Return only the count of lines in which the word "name" appears.

# Task data
++++

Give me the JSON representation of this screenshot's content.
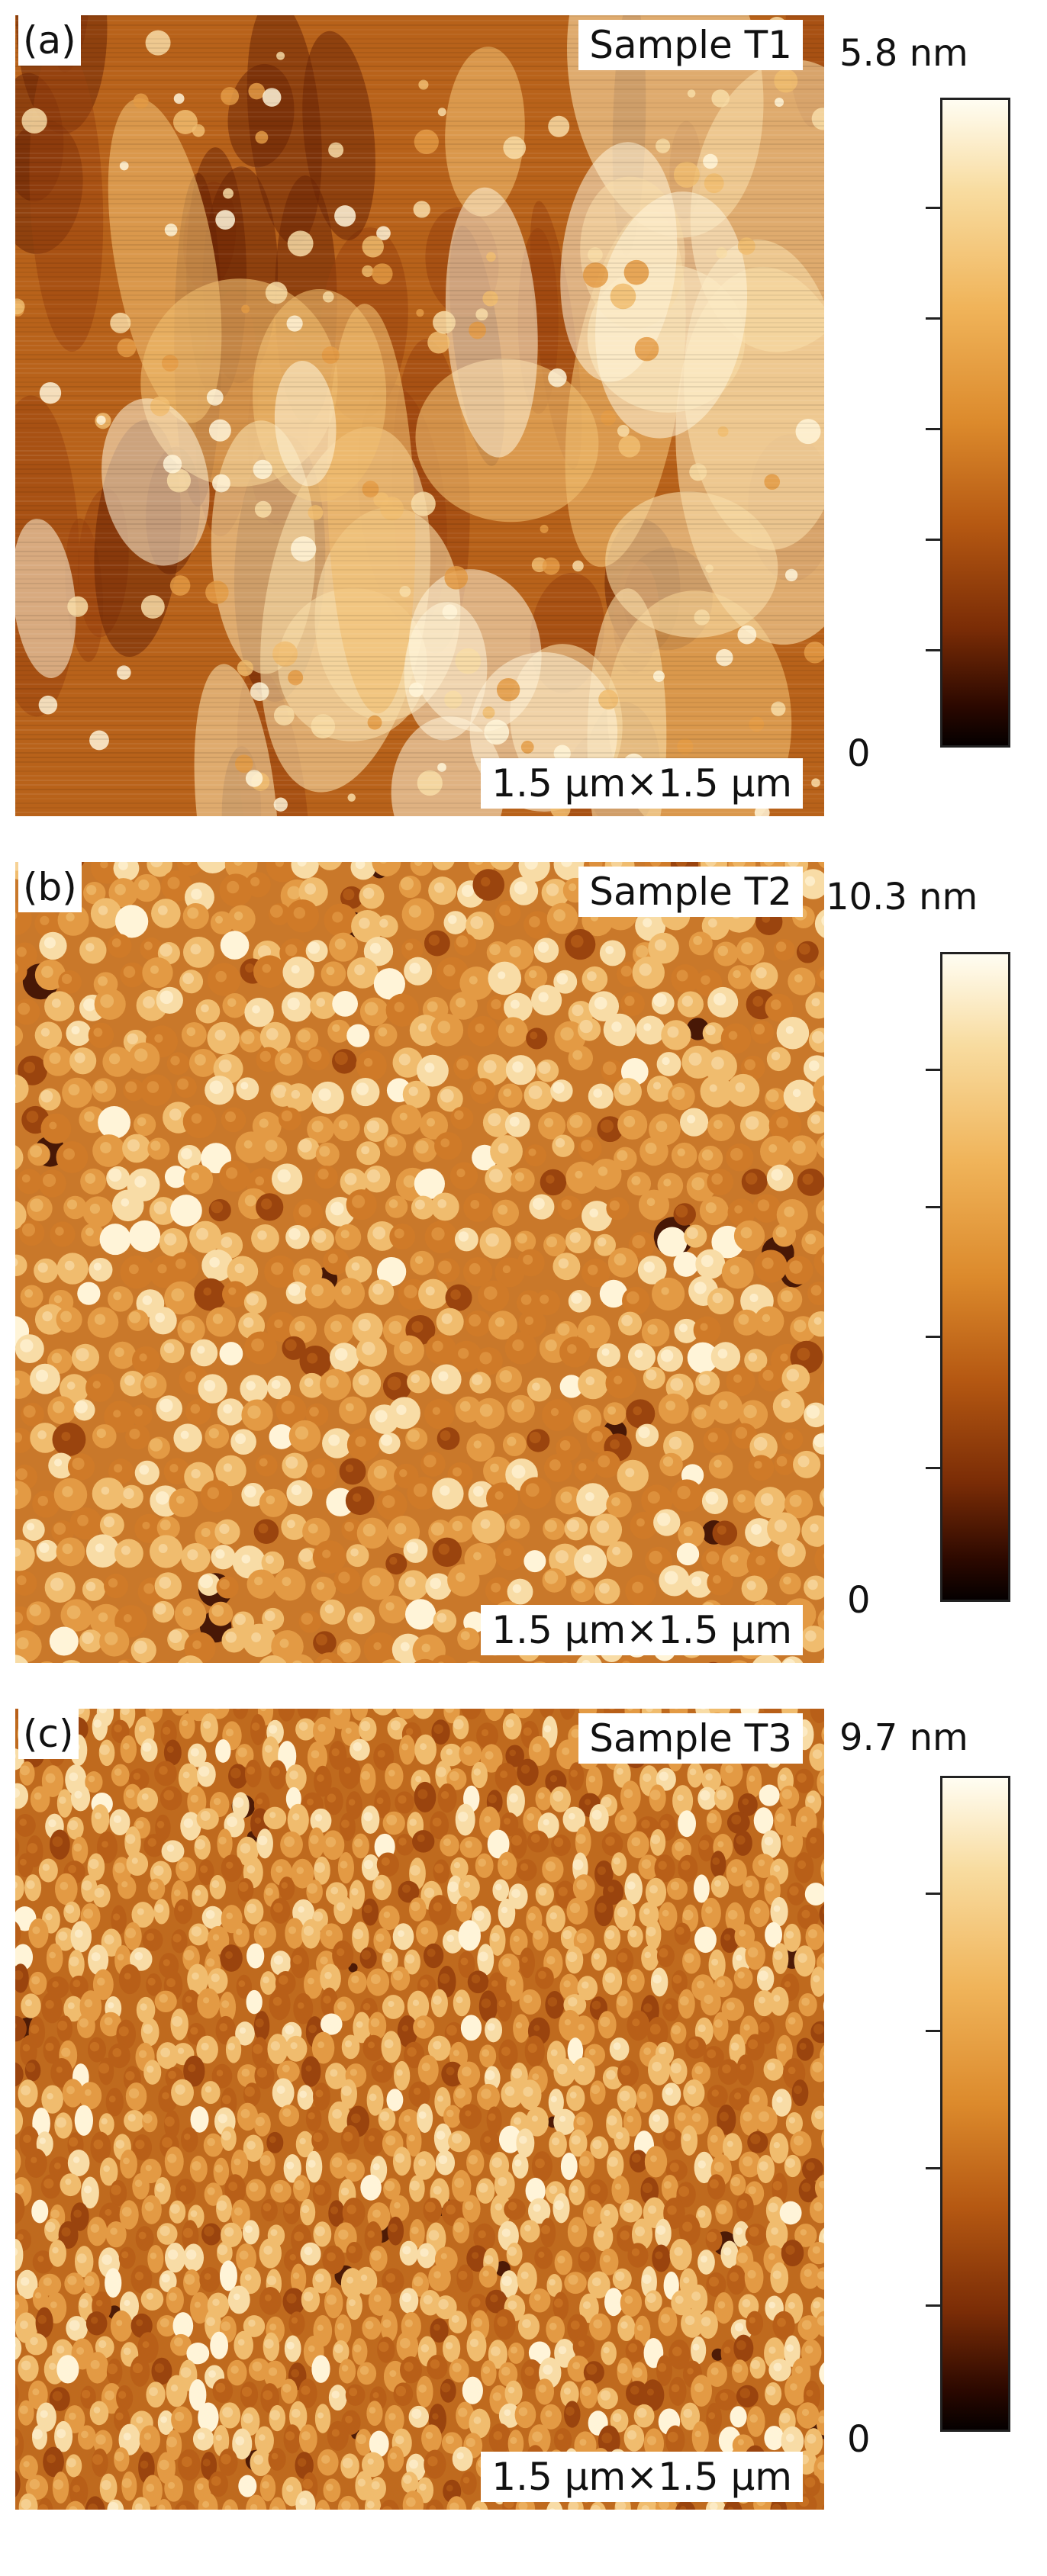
{
  "panels": [
    {
      "letter": "(a)",
      "sample": "Sample T1",
      "scan": "1.5 μm×1.5 μm",
      "scale_max": "5.8 nm",
      "scale_min": "0",
      "texture": "ridged"
    },
    {
      "letter": "(b)",
      "sample": "Sample T2",
      "scan": "1.5 μm×1.5 μm",
      "scale_max": "10.3 nm",
      "scale_min": "0",
      "texture": "granular"
    },
    {
      "letter": "(c)",
      "sample": "Sample T3",
      "scan": "1.5 μm×1.5 μm",
      "scale_max": "9.7 nm",
      "scale_min": "0",
      "texture": "fine-grain"
    }
  ],
  "colors": {
    "afm_dark": "#2b0800",
    "afm_mid": "#c06a1c",
    "afm_light": "#fff7dc"
  }
}
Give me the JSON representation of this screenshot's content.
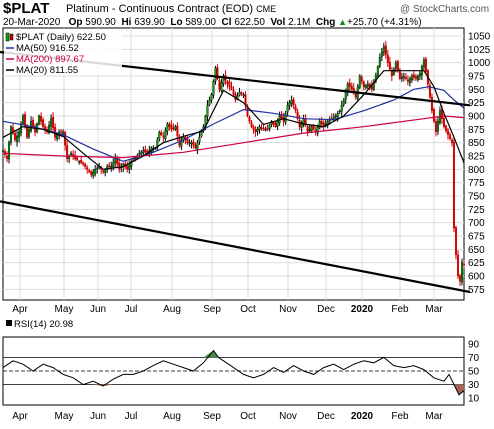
{
  "header": {
    "symbol": "$PLAT",
    "name": "Platinum - Continuous Contract (EOD)",
    "exchange": "CME",
    "copyright": "@ StockCharts.com",
    "date": "20-Mar-2020",
    "open_label": "Op",
    "open": "590.90",
    "high_label": "Hi",
    "high": "639.90",
    "low_label": "Lo",
    "low": "589.00",
    "close_label": "Cl",
    "close": "622.50",
    "volume_label": "Vol",
    "volume": "2.1M",
    "change_label": "Chg",
    "change": "+25.70 (+4.31%)",
    "change_icon": "triangle-up-icon"
  },
  "legend": [
    {
      "label": "$PLAT (Daily) 622.50",
      "color": "#000000",
      "icon": "candlestick-icon"
    },
    {
      "label": "MA(50) 916.52",
      "color": "#1f2fa0"
    },
    {
      "label": "MA(200) 897.67",
      "color": "#cc0044"
    },
    {
      "label": "MA(20) 811.55",
      "color": "#000000"
    }
  ],
  "rsi_legend": {
    "label": "RSI(14) 20.98",
    "icon": "rsi-swatch-icon"
  },
  "chart_data": [
    {
      "type": "candlestick",
      "title": "$PLAT (Daily) 622.50",
      "ylim": [
        555,
        1065
      ],
      "yticks": [
        575,
        600,
        625,
        650,
        675,
        700,
        725,
        750,
        775,
        800,
        825,
        850,
        875,
        900,
        925,
        950,
        975,
        1000,
        1025,
        1050
      ],
      "xticks": [
        "Apr",
        "May",
        "Jun",
        "Jul",
        "Aug",
        "Sep",
        "Oct",
        "Nov",
        "Dec",
        "2020",
        "Feb",
        "Mar"
      ],
      "grid": true,
      "series": [
        {
          "name": "MA(50) 916.52",
          "color": "#1f2fa0"
        },
        {
          "name": "MA(200) 897.67",
          "color": "#cc0044"
        },
        {
          "name": "MA(20) 811.55",
          "color": "#000000"
        }
      ],
      "price_path": [
        [
          0,
          835
        ],
        [
          4,
          820
        ],
        [
          8,
          880
        ],
        [
          12,
          855
        ],
        [
          16,
          870
        ],
        [
          20,
          900
        ],
        [
          24,
          860
        ],
        [
          28,
          890
        ],
        [
          32,
          870
        ],
        [
          36,
          900
        ],
        [
          40,
          880
        ],
        [
          44,
          870
        ],
        [
          48,
          895
        ],
        [
          52,
          860
        ],
        [
          56,
          870
        ],
        [
          60,
          870
        ],
        [
          64,
          820
        ],
        [
          68,
          830
        ],
        [
          72,
          820
        ],
        [
          76,
          815
        ],
        [
          80,
          810
        ],
        [
          84,
          800
        ],
        [
          88,
          790
        ],
        [
          92,
          800
        ],
        [
          96,
          805
        ],
        [
          100,
          795
        ],
        [
          104,
          805
        ],
        [
          108,
          805
        ],
        [
          112,
          820
        ],
        [
          116,
          800
        ],
        [
          120,
          810
        ],
        [
          124,
          800
        ],
        [
          128,
          815
        ],
        [
          132,
          820
        ],
        [
          136,
          830
        ],
        [
          140,
          835
        ],
        [
          144,
          830
        ],
        [
          148,
          840
        ],
        [
          152,
          840
        ],
        [
          156,
          870
        ],
        [
          160,
          860
        ],
        [
          164,
          885
        ],
        [
          168,
          875
        ],
        [
          172,
          880
        ],
        [
          176,
          845
        ],
        [
          180,
          860
        ],
        [
          184,
          850
        ],
        [
          188,
          850
        ],
        [
          192,
          840
        ],
        [
          196,
          860
        ],
        [
          200,
          880
        ],
        [
          204,
          920
        ],
        [
          208,
          940
        ],
        [
          212,
          990
        ],
        [
          216,
          950
        ],
        [
          220,
          975
        ],
        [
          224,
          960
        ],
        [
          228,
          950
        ],
        [
          232,
          930
        ],
        [
          236,
          945
        ],
        [
          240,
          940
        ],
        [
          244,
          900
        ],
        [
          248,
          880
        ],
        [
          252,
          870
        ],
        [
          256,
          880
        ],
        [
          260,
          875
        ],
        [
          264,
          875
        ],
        [
          268,
          890
        ],
        [
          272,
          880
        ],
        [
          276,
          900
        ],
        [
          280,
          890
        ],
        [
          284,
          920
        ],
        [
          288,
          930
        ],
        [
          292,
          910
        ],
        [
          296,
          880
        ],
        [
          300,
          895
        ],
        [
          304,
          870
        ],
        [
          308,
          880
        ],
        [
          312,
          870
        ],
        [
          316,
          890
        ],
        [
          320,
          880
        ],
        [
          324,
          890
        ],
        [
          328,
          895
        ],
        [
          332,
          900
        ],
        [
          336,
          910
        ],
        [
          340,
          930
        ],
        [
          344,
          960
        ],
        [
          348,
          950
        ],
        [
          352,
          935
        ],
        [
          356,
          975
        ],
        [
          360,
          955
        ],
        [
          364,
          960
        ],
        [
          368,
          950
        ],
        [
          372,
          975
        ],
        [
          376,
          1010
        ],
        [
          380,
          1030
        ],
        [
          384,
          1000
        ],
        [
          388,
          975
        ],
        [
          392,
          1000
        ],
        [
          396,
          970
        ],
        [
          400,
          975
        ],
        [
          404,
          965
        ],
        [
          408,
          975
        ],
        [
          412,
          970
        ],
        [
          416,
          980
        ],
        [
          420,
          1005
        ],
        [
          424,
          960
        ],
        [
          428,
          910
        ],
        [
          432,
          870
        ],
        [
          436,
          910
        ],
        [
          440,
          880
        ],
        [
          444,
          865
        ],
        [
          448,
          850
        ],
        [
          450,
          690
        ],
        [
          452,
          640
        ],
        [
          454,
          600
        ],
        [
          456,
          590
        ],
        [
          458,
          625
        ],
        [
          460,
          622
        ]
      ],
      "ma50_path": [
        [
          0,
          890
        ],
        [
          30,
          880
        ],
        [
          60,
          865
        ],
        [
          90,
          838
        ],
        [
          120,
          815
        ],
        [
          150,
          832
        ],
        [
          180,
          855
        ],
        [
          210,
          885
        ],
        [
          240,
          912
        ],
        [
          270,
          905
        ],
        [
          300,
          895
        ],
        [
          330,
          893
        ],
        [
          360,
          910
        ],
        [
          390,
          930
        ],
        [
          410,
          950
        ],
        [
          425,
          955
        ],
        [
          440,
          948
        ],
        [
          450,
          930
        ],
        [
          460,
          915
        ]
      ],
      "ma200_path": [
        [
          0,
          830
        ],
        [
          60,
          825
        ],
        [
          120,
          822
        ],
        [
          180,
          832
        ],
        [
          240,
          850
        ],
        [
          300,
          868
        ],
        [
          360,
          880
        ],
        [
          420,
          895
        ],
        [
          440,
          900
        ],
        [
          460,
          897
        ]
      ],
      "ma20_path": [
        [
          0,
          860
        ],
        [
          20,
          880
        ],
        [
          40,
          875
        ],
        [
          60,
          862
        ],
        [
          80,
          830
        ],
        [
          100,
          800
        ],
        [
          120,
          805
        ],
        [
          140,
          825
        ],
        [
          160,
          850
        ],
        [
          180,
          862
        ],
        [
          200,
          872
        ],
        [
          220,
          948
        ],
        [
          240,
          925
        ],
        [
          260,
          884
        ],
        [
          280,
          895
        ],
        [
          300,
          885
        ],
        [
          320,
          880
        ],
        [
          340,
          900
        ],
        [
          360,
          940
        ],
        [
          380,
          985
        ],
        [
          400,
          985
        ],
        [
          420,
          985
        ],
        [
          430,
          955
        ],
        [
          440,
          905
        ],
        [
          450,
          860
        ],
        [
          460,
          812
        ]
      ],
      "trendline_upper": [
        [
          0,
          1020
        ],
        [
          460,
          920
        ]
      ],
      "trendline_lower": [
        [
          0,
          740
        ],
        [
          460,
          570
        ]
      ]
    },
    {
      "type": "line",
      "title": "RSI(14) 20.98",
      "ylim": [
        0,
        100
      ],
      "yticks": [
        10,
        30,
        50,
        70,
        90
      ],
      "reference_lines": [
        30,
        50,
        70
      ],
      "xticks": [
        "Apr",
        "May",
        "Jun",
        "Jul",
        "Aug",
        "Sep",
        "Oct",
        "Nov",
        "Dec",
        "2020",
        "Feb",
        "Mar"
      ],
      "grid": true,
      "rsi_path": [
        [
          0,
          55
        ],
        [
          10,
          65
        ],
        [
          20,
          60
        ],
        [
          30,
          50
        ],
        [
          40,
          60
        ],
        [
          50,
          55
        ],
        [
          60,
          45
        ],
        [
          70,
          40
        ],
        [
          80,
          30
        ],
        [
          90,
          35
        ],
        [
          100,
          28
        ],
        [
          110,
          38
        ],
        [
          120,
          45
        ],
        [
          130,
          45
        ],
        [
          140,
          50
        ],
        [
          150,
          58
        ],
        [
          160,
          65
        ],
        [
          170,
          60
        ],
        [
          180,
          55
        ],
        [
          190,
          50
        ],
        [
          200,
          62
        ],
        [
          210,
          80
        ],
        [
          215,
          70
        ],
        [
          220,
          65
        ],
        [
          230,
          55
        ],
        [
          240,
          45
        ],
        [
          250,
          40
        ],
        [
          260,
          45
        ],
        [
          270,
          55
        ],
        [
          280,
          48
        ],
        [
          290,
          58
        ],
        [
          300,
          50
        ],
        [
          310,
          45
        ],
        [
          320,
          55
        ],
        [
          330,
          60
        ],
        [
          340,
          52
        ],
        [
          350,
          60
        ],
        [
          360,
          65
        ],
        [
          370,
          62
        ],
        [
          380,
          70
        ],
        [
          390,
          58
        ],
        [
          400,
          55
        ],
        [
          410,
          58
        ],
        [
          420,
          52
        ],
        [
          430,
          40
        ],
        [
          440,
          35
        ],
        [
          445,
          45
        ],
        [
          450,
          30
        ],
        [
          455,
          15
        ],
        [
          460,
          21
        ]
      ]
    }
  ]
}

++++

# Exercise result
4